▸ **Text**:
———

The process of taking history of patients is regarded as the most significant aspect of professional assessment of patients and is in most cases undertaken by nurses. Taking patients’ history enables the patients to provide a written overview of important information to the practitioner with regards to their ailments. This process of taking patients history has expanded the roles of nurses although it is undertaken alongside other information collection means such as nursing assessment and single assessment process. Critical assessment of the needs of patients has enabled health deficit examination among patients and good nurse to patient relationship. When taking patients history, nurses first undertake to prepare the environment after which effective ways of communication between the patient and the nurse are established.
Summary of the Article
History begins with environment preparation, since there are a variety of environments where patients’ needs are to be addressed. The environments may include the general wards, emergency ward, primary care units, and patient’s home environment, which are accessible, safe, well equipped, and free from interferences. The environment should also be quiet and private to facilitate maintenance of patients’ self-dignity, personal values, and beliefs where nurses act professionally to uphold respect for their patients. Nurses have a duty to ensure that confidentiality of the patients is maintained with regard to the full information offered by patients.
Effective, systematic, and professional communication with patients is important for achievement of comprehensive information about the patients’ history. Nurses should be able to establish a good rapport and use verbal and non-verbal skills of communication to encourage patients to disclose their history. During history taking, code of professional conduct insists that there should be informed consent from the patient who has the ability to act on his/her own free will, given that he/she has adequate information of the decision. Patients give consent for the history taking with the knowledge that nurses taking the patients history must adhere to local policies and health trusts.
Patient’s history taking follows general principles, which include environment preparation, introduction of oneself and purpose the gaining the patients consent. The process involves taking the patient’s personal identity details in a specific logical and systematic order. When questioning the patient, nurses should always start with open-ended questions than closed ended questions to ensure that no information is left out. After all relevant intended information has been gathered, the nurse needs to seek clarification from the patient to ensure the information is right and has no discrepancies. Guidelines such as making observation to enable the patient to reflect and focus on the discussion are important.

———

Bounding box prediction data
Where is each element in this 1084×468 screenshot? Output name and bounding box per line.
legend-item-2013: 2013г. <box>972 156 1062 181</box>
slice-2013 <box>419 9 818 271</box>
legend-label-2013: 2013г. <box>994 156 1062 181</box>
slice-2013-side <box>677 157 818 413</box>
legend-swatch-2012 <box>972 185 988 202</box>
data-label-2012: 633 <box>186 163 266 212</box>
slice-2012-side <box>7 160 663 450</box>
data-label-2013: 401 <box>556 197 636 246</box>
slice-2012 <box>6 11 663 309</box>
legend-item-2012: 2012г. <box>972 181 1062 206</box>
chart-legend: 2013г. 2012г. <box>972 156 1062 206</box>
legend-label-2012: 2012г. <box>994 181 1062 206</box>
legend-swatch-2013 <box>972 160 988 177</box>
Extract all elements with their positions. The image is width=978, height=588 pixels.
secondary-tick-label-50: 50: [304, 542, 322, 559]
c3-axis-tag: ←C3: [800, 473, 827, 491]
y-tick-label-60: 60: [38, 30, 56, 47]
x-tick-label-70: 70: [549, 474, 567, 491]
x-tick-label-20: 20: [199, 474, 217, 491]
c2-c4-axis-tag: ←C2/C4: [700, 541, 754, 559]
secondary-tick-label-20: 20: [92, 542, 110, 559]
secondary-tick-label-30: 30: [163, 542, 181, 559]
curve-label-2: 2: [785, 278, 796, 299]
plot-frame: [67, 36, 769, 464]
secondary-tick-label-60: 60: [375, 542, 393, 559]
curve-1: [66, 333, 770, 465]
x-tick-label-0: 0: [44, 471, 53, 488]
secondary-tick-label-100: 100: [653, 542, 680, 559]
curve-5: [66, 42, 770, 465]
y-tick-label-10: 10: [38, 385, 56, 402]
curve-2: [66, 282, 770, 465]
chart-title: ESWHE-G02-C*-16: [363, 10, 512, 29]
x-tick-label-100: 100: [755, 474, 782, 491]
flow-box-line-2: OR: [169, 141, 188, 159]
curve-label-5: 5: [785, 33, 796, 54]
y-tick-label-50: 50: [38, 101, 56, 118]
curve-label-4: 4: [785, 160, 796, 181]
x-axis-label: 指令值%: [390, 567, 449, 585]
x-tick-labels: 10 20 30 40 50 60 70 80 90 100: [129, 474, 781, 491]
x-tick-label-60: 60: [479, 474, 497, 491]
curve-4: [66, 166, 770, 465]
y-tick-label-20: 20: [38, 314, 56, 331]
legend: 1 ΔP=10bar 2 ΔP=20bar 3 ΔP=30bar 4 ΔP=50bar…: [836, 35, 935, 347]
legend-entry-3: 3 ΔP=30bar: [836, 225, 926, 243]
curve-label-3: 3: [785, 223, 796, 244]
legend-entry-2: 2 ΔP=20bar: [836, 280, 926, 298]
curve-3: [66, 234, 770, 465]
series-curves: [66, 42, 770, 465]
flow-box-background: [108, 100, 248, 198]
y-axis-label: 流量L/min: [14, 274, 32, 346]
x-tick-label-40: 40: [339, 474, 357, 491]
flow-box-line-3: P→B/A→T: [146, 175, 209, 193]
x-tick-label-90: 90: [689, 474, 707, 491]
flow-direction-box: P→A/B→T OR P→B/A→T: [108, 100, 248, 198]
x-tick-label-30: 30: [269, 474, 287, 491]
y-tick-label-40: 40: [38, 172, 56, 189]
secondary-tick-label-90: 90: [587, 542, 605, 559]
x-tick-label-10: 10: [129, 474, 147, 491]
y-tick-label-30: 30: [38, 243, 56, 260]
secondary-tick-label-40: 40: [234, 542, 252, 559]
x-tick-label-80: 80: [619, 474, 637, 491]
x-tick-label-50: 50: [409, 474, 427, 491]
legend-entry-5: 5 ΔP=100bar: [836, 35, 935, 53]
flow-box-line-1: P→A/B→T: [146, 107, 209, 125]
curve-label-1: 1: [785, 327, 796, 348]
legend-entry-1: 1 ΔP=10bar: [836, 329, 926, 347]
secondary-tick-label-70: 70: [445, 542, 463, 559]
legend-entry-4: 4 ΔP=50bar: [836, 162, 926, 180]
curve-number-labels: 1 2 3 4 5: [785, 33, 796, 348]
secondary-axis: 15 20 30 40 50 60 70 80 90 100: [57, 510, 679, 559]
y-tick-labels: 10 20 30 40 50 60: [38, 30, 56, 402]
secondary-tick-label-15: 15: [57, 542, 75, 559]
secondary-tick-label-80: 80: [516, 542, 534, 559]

———

▸ **Task item A**:
Which environments does the text on taking patient history name as places where patients' needs are addressed?
▸ **Task item B**:
Write a continuation of the text on taking patient history, picking up after its final sentence.
You can set the records aside; none of the work requires them.

▸ **Exercise response A**:
- General wards
- Emergency ward
- Primary care units
- Patient's home environment

▸ **Exercise response B**:
The steps of taking patients’ history include verification of information, enabling patients’ recalling and understanding, incorporating the patients’ and professional perspectives and lastly, involving patients in decision-making. The patient then presents complaints and gives a brief overview of past medical history concerning diagnosis, dates, sequence, and management of the past complaints. Nurses need to include assessment of mental health problems, after which the current and past medication taken by the patient are taken with the generic name, dosage and route of administration being considered.
Among the information to be recorded is concordance, allergies and sensitivities of the patient with the medication and reason for non-concordance, if any. Family history with regards to specific disorders should also be recorded alongside the patient’s social history, such as past and present alcohol consumption patterns, which in one way or another affects ability of patients to cope with their health difficulties. The information concerning social history not only involves alcohol consumption patterns, but also occupational history, smoking and sexual behaviors. The last part of patient’s history taking is the enquiry of systemic functioning of other body parts to ascertain that no vital information is left out.
This is an informative article that presents an overview of how to take a patients’ history and what specific information that should be included. After a careful analysis of the article, a better understanding of the preparation of the environment and best ways of communicating to the patients is developed. The article provides a step-by-step procedure of how nurses taking patient’s information should take a patient’s history. The author of the article draws the attention of the nurses on the importance of maintaining confidentiality and gathering information under the patient’s informed consent. The article enables a healthy relationship between the patient and the nurses with the use of both verbal and non-verbal communication skills. The author does not only focus on patient’s history taking, but also the general assessment of a patient’s identity details, medical history, medication and social history with regards to the patient’s health.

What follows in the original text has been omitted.